> [OBJECTIVE] Comb the records below for the string "указанное" and copy each line where it turns up.

> [DATASET CONTENT]

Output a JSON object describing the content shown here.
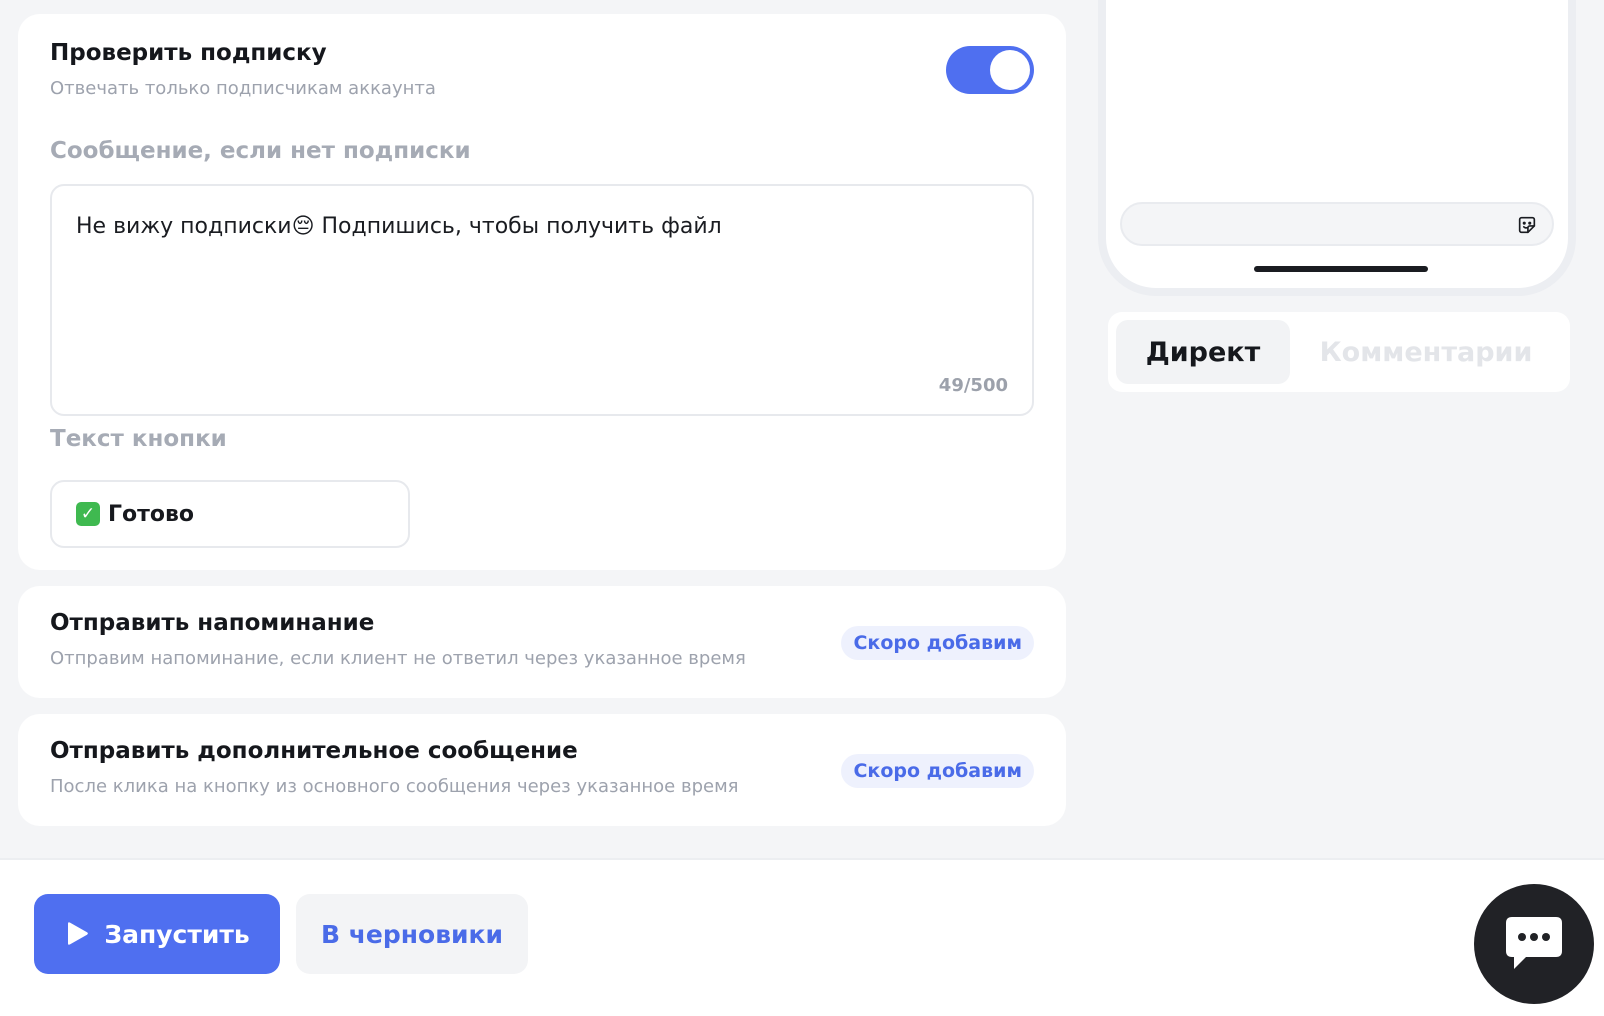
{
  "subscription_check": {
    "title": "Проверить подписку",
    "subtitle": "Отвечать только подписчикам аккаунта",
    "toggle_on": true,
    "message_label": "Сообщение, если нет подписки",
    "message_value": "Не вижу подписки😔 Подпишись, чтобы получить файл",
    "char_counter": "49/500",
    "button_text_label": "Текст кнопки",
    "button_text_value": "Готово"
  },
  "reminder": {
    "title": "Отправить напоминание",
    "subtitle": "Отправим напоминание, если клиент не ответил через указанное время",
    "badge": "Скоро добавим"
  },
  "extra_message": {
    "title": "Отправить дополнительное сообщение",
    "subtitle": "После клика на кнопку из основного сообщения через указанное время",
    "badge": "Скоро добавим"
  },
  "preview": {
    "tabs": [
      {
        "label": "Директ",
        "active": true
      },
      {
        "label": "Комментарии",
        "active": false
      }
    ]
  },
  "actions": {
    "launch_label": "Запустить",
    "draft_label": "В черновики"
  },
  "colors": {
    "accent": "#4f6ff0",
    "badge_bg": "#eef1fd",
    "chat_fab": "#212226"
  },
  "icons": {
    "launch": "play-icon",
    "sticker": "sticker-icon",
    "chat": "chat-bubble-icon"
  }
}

> [WRITTEN RESPONSE]
    "subtitle": "Отправим напоминание, если клиент не ответил через указанное время",
    "subtitle": "После клика на кнопку из основного сообщения через указанное время",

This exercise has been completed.